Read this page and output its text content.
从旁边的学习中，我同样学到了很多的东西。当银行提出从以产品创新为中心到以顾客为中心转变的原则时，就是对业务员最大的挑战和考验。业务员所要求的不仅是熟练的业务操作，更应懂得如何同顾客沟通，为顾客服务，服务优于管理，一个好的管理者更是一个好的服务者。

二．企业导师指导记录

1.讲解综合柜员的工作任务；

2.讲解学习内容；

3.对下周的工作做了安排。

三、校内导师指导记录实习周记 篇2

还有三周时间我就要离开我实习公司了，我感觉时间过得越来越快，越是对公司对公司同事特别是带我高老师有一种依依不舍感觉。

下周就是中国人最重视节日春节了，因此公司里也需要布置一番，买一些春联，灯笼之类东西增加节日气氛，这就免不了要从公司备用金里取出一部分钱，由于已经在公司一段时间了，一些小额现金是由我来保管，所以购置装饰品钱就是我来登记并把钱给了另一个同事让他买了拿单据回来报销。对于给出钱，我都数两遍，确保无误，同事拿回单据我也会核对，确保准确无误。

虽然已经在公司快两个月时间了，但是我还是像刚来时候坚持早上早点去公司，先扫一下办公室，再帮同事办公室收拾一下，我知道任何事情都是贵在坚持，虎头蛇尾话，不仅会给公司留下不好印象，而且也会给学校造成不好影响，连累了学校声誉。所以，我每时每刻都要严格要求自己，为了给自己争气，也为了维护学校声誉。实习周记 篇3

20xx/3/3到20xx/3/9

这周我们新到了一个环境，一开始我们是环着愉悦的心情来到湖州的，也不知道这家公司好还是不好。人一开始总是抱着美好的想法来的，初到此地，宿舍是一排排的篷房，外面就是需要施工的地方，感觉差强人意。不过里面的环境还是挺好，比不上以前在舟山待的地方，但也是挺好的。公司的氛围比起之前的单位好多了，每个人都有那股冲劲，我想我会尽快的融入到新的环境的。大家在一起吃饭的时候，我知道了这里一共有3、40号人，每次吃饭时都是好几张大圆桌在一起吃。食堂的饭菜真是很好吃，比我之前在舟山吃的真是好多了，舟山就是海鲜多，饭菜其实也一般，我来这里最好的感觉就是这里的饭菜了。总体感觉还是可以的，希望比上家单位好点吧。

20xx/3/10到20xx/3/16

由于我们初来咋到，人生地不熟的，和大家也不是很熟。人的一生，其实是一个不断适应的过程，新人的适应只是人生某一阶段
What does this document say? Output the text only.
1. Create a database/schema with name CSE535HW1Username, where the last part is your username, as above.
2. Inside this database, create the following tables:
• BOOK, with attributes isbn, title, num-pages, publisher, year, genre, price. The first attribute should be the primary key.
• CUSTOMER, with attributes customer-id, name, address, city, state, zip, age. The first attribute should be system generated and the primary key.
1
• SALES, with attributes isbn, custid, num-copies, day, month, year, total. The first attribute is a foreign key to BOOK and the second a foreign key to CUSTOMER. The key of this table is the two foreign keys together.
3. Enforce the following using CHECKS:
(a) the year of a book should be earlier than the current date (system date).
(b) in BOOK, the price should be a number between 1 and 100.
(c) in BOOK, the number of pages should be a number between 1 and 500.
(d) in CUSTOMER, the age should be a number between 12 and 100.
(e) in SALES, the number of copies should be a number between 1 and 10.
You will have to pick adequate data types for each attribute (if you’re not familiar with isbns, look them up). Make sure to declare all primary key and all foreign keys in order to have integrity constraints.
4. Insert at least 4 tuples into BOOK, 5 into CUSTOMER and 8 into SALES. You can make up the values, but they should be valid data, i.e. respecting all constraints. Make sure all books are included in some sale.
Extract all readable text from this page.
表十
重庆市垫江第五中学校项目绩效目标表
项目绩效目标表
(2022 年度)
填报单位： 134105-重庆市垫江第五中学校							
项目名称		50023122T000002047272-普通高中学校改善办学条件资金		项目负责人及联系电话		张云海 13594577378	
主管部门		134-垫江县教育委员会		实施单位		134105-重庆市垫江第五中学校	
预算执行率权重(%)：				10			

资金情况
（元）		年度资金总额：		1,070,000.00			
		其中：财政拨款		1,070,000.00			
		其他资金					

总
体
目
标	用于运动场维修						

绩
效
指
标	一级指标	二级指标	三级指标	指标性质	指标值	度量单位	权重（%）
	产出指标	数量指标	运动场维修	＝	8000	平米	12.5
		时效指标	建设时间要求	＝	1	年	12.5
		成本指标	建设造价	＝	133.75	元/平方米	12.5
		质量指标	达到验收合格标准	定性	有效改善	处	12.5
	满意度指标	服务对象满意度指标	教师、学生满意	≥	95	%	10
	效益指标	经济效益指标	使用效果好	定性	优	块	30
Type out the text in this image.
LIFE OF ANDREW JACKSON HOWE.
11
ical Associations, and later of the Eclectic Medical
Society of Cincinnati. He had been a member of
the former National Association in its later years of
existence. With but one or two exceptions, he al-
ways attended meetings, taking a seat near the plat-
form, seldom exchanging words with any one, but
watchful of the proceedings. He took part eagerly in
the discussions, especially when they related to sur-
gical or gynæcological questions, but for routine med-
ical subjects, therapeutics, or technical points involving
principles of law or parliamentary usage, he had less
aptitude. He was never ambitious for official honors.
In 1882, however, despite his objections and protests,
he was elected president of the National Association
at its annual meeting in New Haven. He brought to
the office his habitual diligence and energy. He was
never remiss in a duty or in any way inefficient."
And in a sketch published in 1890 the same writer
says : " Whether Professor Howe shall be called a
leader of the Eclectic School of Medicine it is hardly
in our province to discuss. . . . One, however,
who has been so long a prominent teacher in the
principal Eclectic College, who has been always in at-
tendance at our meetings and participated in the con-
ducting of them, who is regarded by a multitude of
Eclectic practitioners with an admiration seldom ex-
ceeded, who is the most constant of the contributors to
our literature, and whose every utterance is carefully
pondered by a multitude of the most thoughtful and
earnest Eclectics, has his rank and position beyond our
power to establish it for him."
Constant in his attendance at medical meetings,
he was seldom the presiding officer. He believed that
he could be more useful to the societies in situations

● ● ● ●

Within the material above, find the lines that contain the word "however"; copy them.

In 1882, however, despite his objections and protests,
in our province to discuss. . . . One, however,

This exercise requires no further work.